■ AIM OF THE EXERCISE:
Find the word "JSON" in the material below and gather every line that contains it.

■ SOURCE MATERIAL:
——
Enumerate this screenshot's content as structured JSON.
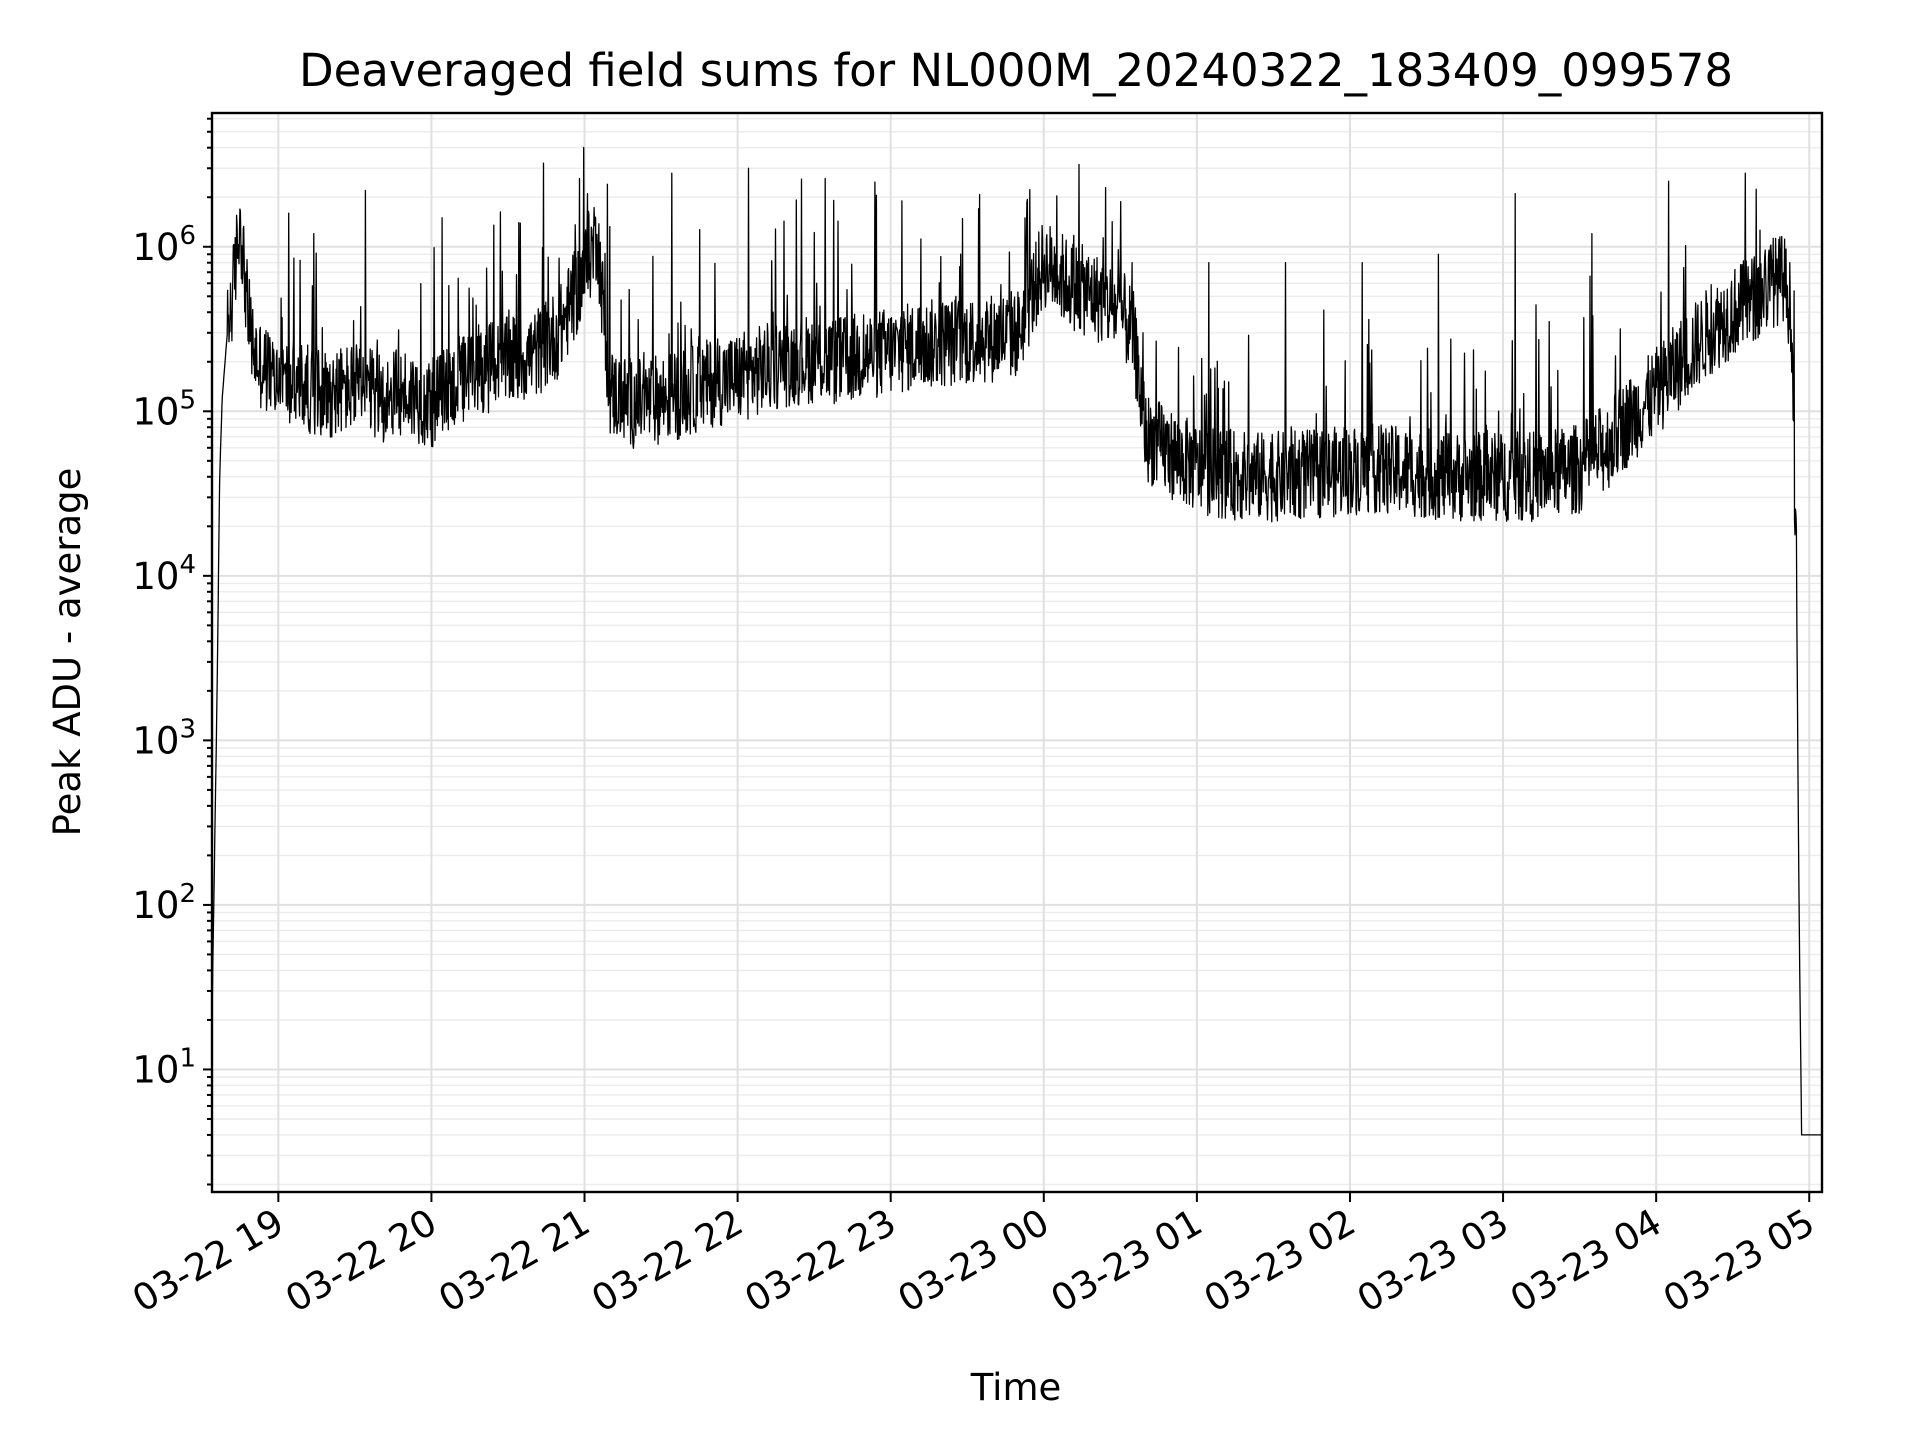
{
  "chart_data": {
    "type": "line",
    "title": "Deaveraged field sums for NL000M_20240322_183409_099578",
    "xlabel": "Time",
    "ylabel": "Peak ADU - average",
    "yscale": "log",
    "ylim": [
      1.8,
      6500000
    ],
    "xlim": [
      "2024-03-22 18:34",
      "2024-03-23 05:05"
    ],
    "grid": true,
    "line_color": "#000000",
    "x_ticks": [
      {
        "t": "2024-03-22 19:00",
        "label": "03-22 19"
      },
      {
        "t": "2024-03-22 20:00",
        "label": "03-22 20"
      },
      {
        "t": "2024-03-22 21:00",
        "label": "03-22 21"
      },
      {
        "t": "2024-03-22 22:00",
        "label": "03-22 22"
      },
      {
        "t": "2024-03-22 23:00",
        "label": "03-22 23"
      },
      {
        "t": "2024-03-23 00:00",
        "label": "03-23 00"
      },
      {
        "t": "2024-03-23 01:00",
        "label": "03-23 01"
      },
      {
        "t": "2024-03-23 02:00",
        "label": "03-23 02"
      },
      {
        "t": "2024-03-23 03:00",
        "label": "03-23 03"
      },
      {
        "t": "2024-03-23 04:00",
        "label": "03-23 04"
      },
      {
        "t": "2024-03-23 05:00",
        "label": "03-23 05"
      }
    ],
    "y_ticks": [
      {
        "value": 10,
        "base": "10",
        "exp": "1"
      },
      {
        "value": 100,
        "base": "10",
        "exp": "2"
      },
      {
        "value": 1000,
        "base": "10",
        "exp": "3"
      },
      {
        "value": 10000,
        "base": "10",
        "exp": "4"
      },
      {
        "value": 100000,
        "base": "10",
        "exp": "5"
      },
      {
        "value": 1000000,
        "base": "10",
        "exp": "6"
      }
    ],
    "series": [
      {
        "x": [
          "2024-03-22 18:34",
          "2024-03-22 18:35",
          "2024-03-22 18:36",
          "2024-03-22 18:37",
          "2024-03-22 18:38",
          "2024-03-22 18:40",
          "2024-03-22 18:42",
          "2024-03-22 18:45",
          "2024-03-22 18:48",
          "2024-03-22 18:50",
          "2024-03-22 18:52",
          "2024-03-22 18:55",
          "2024-03-22 19:00",
          "2024-03-22 19:10",
          "2024-03-22 19:20",
          "2024-03-22 19:30",
          "2024-03-22 19:40",
          "2024-03-22 19:50",
          "2024-03-22 20:00",
          "2024-03-22 20:10",
          "2024-03-22 20:20",
          "2024-03-22 20:30",
          "2024-03-22 20:40",
          "2024-03-22 20:50",
          "2024-03-22 21:00",
          "2024-03-22 21:05",
          "2024-03-22 21:10",
          "2024-03-22 21:20",
          "2024-03-22 21:30",
          "2024-03-22 21:40",
          "2024-03-22 21:50",
          "2024-03-22 22:00",
          "2024-03-22 22:10",
          "2024-03-22 22:20",
          "2024-03-22 22:30",
          "2024-03-22 22:40",
          "2024-03-22 22:50",
          "2024-03-22 23:00",
          "2024-03-22 23:10",
          "2024-03-22 23:20",
          "2024-03-22 23:30",
          "2024-03-22 23:40",
          "2024-03-22 23:50",
          "2024-03-23 00:00",
          "2024-03-23 00:10",
          "2024-03-23 00:20",
          "2024-03-23 00:30",
          "2024-03-23 00:35",
          "2024-03-23 00:40",
          "2024-03-23 00:50",
          "2024-03-23 01:00",
          "2024-03-23 01:10",
          "2024-03-23 01:20",
          "2024-03-23 01:30",
          "2024-03-23 01:40",
          "2024-03-23 01:50",
          "2024-03-23 02:00",
          "2024-03-23 02:10",
          "2024-03-23 02:20",
          "2024-03-23 02:30",
          "2024-03-23 02:40",
          "2024-03-23 02:50",
          "2024-03-23 03:00",
          "2024-03-23 03:10",
          "2024-03-23 03:20",
          "2024-03-23 03:30",
          "2024-03-23 03:40",
          "2024-03-23 03:50",
          "2024-03-23 04:00",
          "2024-03-23 04:10",
          "2024-03-23 04:20",
          "2024-03-23 04:30",
          "2024-03-23 04:40",
          "2024-03-23 04:45",
          "2024-03-23 04:50",
          "2024-03-23 04:53",
          "2024-03-23 04:55",
          "2024-03-23 04:56",
          "2024-03-23 04:57",
          "2024-03-23 04:58",
          "2024-03-23 05:00",
          "2024-03-23 05:05"
        ],
        "y": [
          20,
          200,
          2000,
          40000,
          120000,
          300000,
          500000,
          1500000,
          400000,
          250000,
          200000,
          180000,
          150000,
          140000,
          130000,
          140000,
          120000,
          130000,
          110000,
          150000,
          180000,
          200000,
          220000,
          300000,
          700000,
          1200000,
          130000,
          110000,
          120000,
          130000,
          150000,
          160000,
          180000,
          200000,
          210000,
          200000,
          220000,
          230000,
          250000,
          260000,
          270000,
          280000,
          300000,
          800000,
          600000,
          500000,
          400000,
          300000,
          70000,
          55000,
          45000,
          42000,
          40000,
          40000,
          41000,
          42000,
          44000,
          45000,
          43000,
          42000,
          40000,
          40000,
          40000,
          40000,
          42000,
          45000,
          60000,
          90000,
          130000,
          200000,
          300000,
          400000,
          500000,
          600000,
          650000,
          400000,
          10000,
          100,
          4,
          4,
          4,
          4
        ],
        "spikes": [
          1600000,
          2200000,
          1500000,
          1400000,
          1500000,
          2800000,
          3000000,
          2600000,
          1900000,
          1700000,
          900000,
          800000,
          800000,
          800000,
          800000,
          900000,
          2100000,
          1200000,
          2500000,
          2800000
        ]
      }
    ]
  }
}
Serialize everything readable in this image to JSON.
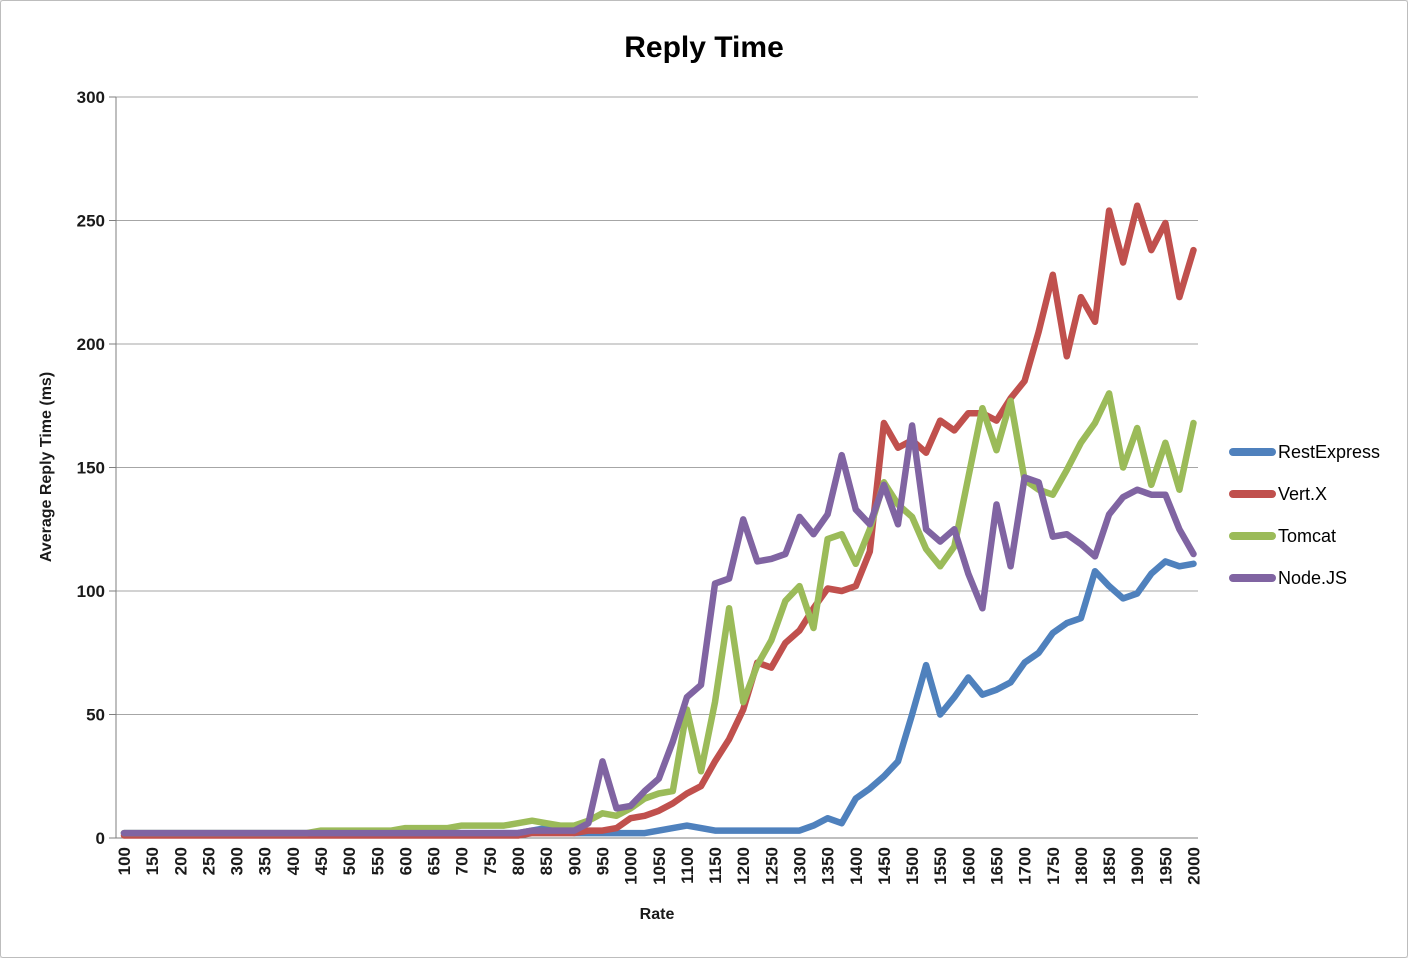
——
■ REPLY TO THE TASK:
Enumerate this screenshot's content as structured JSON.
Serialize everything readable in this image to JSON.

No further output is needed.